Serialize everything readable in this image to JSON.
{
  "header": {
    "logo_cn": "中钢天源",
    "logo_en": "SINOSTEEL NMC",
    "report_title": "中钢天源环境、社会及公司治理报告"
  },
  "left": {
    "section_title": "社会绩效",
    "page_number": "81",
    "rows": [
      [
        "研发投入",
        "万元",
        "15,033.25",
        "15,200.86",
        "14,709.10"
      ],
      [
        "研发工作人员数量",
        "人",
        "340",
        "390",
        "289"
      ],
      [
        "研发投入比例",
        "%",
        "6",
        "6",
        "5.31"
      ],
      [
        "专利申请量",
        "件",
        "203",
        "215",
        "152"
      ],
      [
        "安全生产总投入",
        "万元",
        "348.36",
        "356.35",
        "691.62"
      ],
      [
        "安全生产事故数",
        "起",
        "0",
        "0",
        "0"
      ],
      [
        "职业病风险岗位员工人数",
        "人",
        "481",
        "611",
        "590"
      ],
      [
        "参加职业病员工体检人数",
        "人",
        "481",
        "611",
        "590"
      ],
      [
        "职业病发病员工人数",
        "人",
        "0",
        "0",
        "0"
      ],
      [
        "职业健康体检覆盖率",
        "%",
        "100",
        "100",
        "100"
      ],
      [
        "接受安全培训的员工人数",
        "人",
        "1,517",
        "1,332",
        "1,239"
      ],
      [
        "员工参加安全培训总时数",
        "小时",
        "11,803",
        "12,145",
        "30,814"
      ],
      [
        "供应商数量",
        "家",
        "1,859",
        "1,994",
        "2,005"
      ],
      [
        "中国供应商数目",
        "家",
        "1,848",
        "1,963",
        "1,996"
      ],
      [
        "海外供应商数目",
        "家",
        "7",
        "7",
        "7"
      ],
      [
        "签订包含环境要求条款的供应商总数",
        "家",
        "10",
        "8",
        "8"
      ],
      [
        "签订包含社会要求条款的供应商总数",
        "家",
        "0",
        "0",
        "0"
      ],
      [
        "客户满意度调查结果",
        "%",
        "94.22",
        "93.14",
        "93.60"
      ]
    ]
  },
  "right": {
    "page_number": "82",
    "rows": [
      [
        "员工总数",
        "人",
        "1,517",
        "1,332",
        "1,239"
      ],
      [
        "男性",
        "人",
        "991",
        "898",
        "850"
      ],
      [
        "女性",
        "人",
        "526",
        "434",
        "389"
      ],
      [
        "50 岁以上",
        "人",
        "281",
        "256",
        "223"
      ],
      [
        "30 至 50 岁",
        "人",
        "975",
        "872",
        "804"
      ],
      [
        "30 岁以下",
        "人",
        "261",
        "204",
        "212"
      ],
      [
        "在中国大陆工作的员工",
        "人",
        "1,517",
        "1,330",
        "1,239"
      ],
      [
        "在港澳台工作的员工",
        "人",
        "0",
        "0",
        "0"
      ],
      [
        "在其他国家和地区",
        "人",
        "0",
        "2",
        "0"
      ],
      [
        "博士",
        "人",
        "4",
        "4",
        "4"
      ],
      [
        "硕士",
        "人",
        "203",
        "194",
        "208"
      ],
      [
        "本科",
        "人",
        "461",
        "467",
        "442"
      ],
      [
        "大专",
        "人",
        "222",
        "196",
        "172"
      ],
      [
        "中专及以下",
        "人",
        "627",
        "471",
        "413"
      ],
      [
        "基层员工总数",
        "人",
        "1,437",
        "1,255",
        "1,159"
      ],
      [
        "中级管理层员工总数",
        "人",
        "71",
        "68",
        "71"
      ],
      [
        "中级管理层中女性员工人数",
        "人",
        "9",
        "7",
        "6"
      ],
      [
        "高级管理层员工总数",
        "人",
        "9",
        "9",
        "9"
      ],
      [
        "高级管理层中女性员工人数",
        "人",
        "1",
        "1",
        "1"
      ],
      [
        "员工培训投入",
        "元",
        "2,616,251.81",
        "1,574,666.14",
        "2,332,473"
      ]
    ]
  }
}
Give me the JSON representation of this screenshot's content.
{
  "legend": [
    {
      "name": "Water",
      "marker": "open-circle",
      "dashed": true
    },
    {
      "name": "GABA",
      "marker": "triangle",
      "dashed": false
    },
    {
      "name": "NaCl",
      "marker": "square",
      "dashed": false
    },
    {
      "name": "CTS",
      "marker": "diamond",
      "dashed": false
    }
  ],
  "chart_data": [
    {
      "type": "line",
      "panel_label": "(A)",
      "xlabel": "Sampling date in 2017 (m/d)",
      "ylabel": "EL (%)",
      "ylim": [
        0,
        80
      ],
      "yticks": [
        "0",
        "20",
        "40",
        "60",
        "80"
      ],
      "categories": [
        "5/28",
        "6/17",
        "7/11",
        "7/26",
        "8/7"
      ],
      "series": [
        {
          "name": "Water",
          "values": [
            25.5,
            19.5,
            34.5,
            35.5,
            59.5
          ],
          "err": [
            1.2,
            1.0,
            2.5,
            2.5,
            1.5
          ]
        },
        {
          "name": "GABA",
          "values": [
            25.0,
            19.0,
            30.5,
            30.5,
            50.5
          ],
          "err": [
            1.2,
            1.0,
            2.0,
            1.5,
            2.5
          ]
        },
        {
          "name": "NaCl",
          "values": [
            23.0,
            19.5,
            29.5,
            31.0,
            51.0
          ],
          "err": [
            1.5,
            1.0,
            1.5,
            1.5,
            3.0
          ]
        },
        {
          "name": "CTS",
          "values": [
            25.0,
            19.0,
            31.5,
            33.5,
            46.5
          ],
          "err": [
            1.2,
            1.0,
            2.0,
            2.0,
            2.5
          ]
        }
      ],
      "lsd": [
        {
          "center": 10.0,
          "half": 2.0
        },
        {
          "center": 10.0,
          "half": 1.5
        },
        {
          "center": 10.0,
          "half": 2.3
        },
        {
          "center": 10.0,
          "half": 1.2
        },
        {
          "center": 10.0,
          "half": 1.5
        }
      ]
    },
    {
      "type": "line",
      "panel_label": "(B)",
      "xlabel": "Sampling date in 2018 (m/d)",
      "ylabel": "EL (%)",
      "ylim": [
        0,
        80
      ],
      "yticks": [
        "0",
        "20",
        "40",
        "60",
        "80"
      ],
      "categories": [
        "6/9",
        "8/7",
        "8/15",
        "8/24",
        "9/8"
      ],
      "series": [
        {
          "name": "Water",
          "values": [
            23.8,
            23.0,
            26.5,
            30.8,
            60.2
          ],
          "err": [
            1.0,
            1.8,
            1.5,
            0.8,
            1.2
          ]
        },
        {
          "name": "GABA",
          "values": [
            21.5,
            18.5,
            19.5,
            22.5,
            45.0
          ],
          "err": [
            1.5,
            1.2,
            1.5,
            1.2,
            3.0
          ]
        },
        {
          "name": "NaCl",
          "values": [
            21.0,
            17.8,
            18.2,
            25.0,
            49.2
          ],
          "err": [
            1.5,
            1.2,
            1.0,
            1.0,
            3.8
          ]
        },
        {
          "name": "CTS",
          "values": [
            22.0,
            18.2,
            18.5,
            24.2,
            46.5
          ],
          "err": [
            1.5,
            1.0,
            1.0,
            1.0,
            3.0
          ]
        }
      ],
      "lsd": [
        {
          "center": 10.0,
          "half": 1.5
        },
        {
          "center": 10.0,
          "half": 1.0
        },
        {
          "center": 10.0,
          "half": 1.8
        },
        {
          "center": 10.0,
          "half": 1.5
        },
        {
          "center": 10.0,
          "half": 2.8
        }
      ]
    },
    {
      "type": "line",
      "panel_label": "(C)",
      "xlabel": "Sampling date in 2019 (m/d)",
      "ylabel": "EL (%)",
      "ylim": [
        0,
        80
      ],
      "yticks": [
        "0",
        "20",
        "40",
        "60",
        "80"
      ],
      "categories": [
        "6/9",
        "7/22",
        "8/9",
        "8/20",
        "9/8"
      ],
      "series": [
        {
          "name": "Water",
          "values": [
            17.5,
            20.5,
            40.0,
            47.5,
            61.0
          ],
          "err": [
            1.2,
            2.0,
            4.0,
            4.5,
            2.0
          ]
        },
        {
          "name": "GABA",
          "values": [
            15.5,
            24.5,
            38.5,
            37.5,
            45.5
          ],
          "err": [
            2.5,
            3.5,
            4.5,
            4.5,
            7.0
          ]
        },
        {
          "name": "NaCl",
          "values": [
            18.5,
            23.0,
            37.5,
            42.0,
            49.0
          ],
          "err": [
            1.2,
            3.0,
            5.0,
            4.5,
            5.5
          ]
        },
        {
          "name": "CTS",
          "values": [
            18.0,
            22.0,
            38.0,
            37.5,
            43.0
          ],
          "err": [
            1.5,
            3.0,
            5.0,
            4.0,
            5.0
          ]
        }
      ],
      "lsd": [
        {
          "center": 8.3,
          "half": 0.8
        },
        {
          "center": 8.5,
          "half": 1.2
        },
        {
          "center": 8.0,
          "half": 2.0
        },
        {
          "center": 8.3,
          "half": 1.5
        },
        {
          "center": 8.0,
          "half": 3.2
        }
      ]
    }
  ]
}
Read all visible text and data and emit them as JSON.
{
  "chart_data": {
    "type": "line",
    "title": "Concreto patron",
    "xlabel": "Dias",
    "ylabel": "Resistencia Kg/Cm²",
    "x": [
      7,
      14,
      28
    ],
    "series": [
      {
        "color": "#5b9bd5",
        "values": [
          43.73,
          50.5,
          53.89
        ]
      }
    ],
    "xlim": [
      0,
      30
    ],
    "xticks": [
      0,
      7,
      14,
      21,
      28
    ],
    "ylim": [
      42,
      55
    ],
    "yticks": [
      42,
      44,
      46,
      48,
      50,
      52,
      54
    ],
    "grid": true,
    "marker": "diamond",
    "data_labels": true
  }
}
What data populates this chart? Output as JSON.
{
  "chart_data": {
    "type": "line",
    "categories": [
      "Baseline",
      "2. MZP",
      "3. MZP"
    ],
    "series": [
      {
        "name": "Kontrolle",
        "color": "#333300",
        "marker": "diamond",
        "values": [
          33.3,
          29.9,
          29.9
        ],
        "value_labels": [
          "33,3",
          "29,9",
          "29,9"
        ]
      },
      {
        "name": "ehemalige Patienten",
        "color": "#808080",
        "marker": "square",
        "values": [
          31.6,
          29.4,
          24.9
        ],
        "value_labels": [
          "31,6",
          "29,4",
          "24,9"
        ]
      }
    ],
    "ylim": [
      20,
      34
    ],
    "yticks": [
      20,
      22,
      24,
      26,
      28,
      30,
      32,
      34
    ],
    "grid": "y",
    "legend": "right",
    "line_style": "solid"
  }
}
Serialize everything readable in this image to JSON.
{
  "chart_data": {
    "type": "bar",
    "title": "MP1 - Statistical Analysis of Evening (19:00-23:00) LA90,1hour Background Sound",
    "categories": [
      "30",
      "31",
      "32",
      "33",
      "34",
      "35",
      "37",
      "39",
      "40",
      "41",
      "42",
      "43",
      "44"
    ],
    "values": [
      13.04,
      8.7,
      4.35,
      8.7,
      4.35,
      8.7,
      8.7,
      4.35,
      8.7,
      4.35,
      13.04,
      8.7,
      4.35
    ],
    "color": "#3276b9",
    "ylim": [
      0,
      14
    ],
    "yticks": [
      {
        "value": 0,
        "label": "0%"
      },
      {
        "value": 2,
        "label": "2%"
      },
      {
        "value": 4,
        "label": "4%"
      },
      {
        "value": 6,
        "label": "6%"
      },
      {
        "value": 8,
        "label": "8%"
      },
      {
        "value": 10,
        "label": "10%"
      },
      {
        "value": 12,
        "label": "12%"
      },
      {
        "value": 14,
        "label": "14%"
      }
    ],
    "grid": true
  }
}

——————

[SHORT TASK]:
Gather each line of the records holding the string "true".

[RESULT]:
      "dashed": true
    "grid": true,
    "data_labels": true
    "grid": true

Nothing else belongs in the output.